### TASK TO CARRY OUT
Faithfully return all lines, omitting every embedded picture.

### TASK DATA
####################
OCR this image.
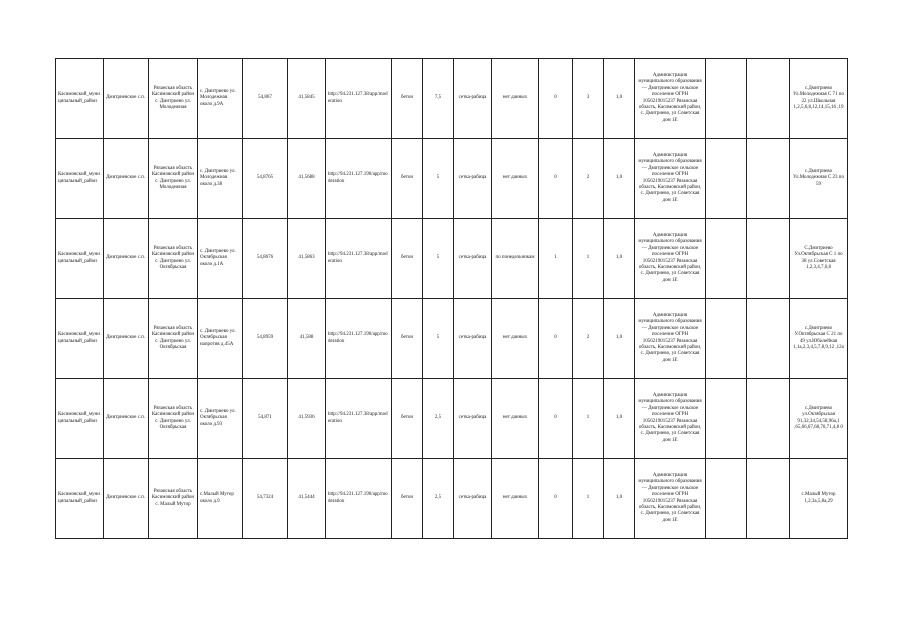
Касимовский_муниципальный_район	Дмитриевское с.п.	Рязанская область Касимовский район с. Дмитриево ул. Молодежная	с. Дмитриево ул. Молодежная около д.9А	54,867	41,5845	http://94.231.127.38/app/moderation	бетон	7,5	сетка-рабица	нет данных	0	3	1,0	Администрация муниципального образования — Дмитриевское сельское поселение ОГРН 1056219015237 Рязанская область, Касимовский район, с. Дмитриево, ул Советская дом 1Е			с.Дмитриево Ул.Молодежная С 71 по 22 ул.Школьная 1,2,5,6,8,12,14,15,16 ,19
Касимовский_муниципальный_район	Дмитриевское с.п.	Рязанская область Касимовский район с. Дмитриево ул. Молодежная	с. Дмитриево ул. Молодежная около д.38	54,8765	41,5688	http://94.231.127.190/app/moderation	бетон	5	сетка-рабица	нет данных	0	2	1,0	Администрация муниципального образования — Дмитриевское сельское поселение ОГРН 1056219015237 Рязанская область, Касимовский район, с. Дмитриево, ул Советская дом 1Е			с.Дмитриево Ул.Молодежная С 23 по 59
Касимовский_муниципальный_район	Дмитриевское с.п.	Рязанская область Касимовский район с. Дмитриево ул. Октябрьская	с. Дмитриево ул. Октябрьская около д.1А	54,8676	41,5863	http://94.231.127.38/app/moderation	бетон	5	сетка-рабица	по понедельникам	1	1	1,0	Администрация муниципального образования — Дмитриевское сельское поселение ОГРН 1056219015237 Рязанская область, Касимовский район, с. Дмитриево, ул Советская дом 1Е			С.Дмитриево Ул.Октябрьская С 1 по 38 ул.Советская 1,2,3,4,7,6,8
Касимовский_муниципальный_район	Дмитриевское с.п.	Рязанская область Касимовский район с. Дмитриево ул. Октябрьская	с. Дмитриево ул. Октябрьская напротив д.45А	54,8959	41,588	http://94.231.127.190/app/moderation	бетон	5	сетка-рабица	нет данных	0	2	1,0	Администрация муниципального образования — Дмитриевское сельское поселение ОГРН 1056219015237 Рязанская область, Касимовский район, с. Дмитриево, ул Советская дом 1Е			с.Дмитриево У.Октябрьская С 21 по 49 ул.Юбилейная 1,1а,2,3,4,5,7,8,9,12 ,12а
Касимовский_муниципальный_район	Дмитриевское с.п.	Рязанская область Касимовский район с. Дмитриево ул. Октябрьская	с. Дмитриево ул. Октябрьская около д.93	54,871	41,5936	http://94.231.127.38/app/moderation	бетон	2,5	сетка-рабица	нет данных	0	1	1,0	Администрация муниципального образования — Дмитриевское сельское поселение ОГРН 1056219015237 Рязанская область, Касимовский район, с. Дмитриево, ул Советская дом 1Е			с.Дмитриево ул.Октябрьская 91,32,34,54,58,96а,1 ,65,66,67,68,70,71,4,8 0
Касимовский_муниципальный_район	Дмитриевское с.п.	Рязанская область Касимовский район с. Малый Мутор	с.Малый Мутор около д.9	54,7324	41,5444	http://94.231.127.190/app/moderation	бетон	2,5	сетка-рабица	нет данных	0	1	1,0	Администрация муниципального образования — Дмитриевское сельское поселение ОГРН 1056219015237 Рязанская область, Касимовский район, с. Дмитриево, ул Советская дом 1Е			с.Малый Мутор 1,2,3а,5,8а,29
####################
### CORRECT ANSWER
OCR this image.
Касимовский_муниципальный_район	Дмитриевское с.п.	Рязанская область Касимовский район с. Дмитриево ул. Молодежная	с. Дмитриево ул. Молодежная около д.9А	54,867	41,5845	http://94.231.127.38/app/moderation	бетон	7,5	сетка-рабица	нет данных	0	3	1,0	Администрация муниципального образования — Дмитриевское сельское поселение ОГРН 1056219015237 Рязанская область, Касимовский район, с. Дмитриево, ул Советская дом 1Е			с.Дмитриево Ул.Молодежная С 71 по 22 ул.Школьная 1,2,5,6,8,12,14,15,16 ,19
Касимовский_муниципальный_район	Дмитриевское с.п.	Рязанская область Касимовский район с. Дмитриево ул. Молодежная	с. Дмитриево ул. Молодежная около д.38	54,8765	41,5688	http://94.231.127.190/app/moderation	бетон	5	сетка-рабица	нет данных	0	2	1,0	Администрация муниципального образования — Дмитриевское сельское поселение ОГРН 1056219015237 Рязанская область, Касимовский район, с. Дмитриево, ул Советская дом 1Е			с.Дмитриево Ул.Молодежная С 23 по 59
Касимовский_муниципальный_район	Дмитриевское с.п.	Рязанская область Касимовский район с. Дмитриево ул. Октябрьская	с. Дмитриево ул. Октябрьская около д.1А	54,8676	41,5863	http://94.231.127.38/app/moderation	бетон	5	сетка-рабица	по понедельникам	1	1	1,0	Администрация муниципального образования — Дмитриевское сельское поселение ОГРН 1056219015237 Рязанская область, Касимовский район, с. Дмитриево, ул Советская дом 1Е			С.Дмитриево Ул.Октябрьская С 1 по 38 ул.Советская 1,2,3,4,7,6,8
Касимовский_муниципальный_район	Дмитриевское с.п.	Рязанская область Касимовский район с. Дмитриево ул. Октябрьская	с. Дмитриево ул. Октябрьская напротив д.45А	54,8959	41,588	http://94.231.127.190/app/moderation	бетон	5	сетка-рабица	нет данных	0	2	1,0	Администрация муниципального образования — Дмитриевское сельское поселение ОГРН 1056219015237 Рязанская область, Касимовский район, с. Дмитриево, ул Советская дом 1Е			с.Дмитриево У.Октябрьская С 21 по 49 ул.Юбилейная 1,1а,2,3,4,5,7,8,9,12 ,12а
Касимовский_муниципальный_район	Дмитриевское с.п.	Рязанская область Касимовский район с. Дмитриево ул. Октябрьская	с. Дмитриево ул. Октябрьская около д.93	54,871	41,5936	http://94.231.127.38/app/moderation	бетон	2,5	сетка-рабица	нет данных	0	1	1,0	Администрация муниципального образования — Дмитриевское сельское поселение ОГРН 1056219015237 Рязанская область, Касимовский район, с. Дмитриево, ул Советская дом 1Е			с.Дмитриево ул.Октябрьская 91,32,34,54,58,96а,1 ,65,66,67,68,70,71,4,8 0
Касимовский_муниципальный_район	Дмитриевское с.п.	Рязанская область Касимовский район с. Малый Мутор	с.Малый Мутор около д.9	54,7324	41,5444	http://94.231.127.190/app/moderation	бетон	2,5	сетка-рабица	нет данных	0	1	1,0	Администрация муниципального образования — Дмитриевское сельское поселение ОГРН 1056219015237 Рязанская область, Касимовский район, с. Дмитриево, ул Советская дом 1Е			с.Малый Мутор 1,2,3а,5,8а,29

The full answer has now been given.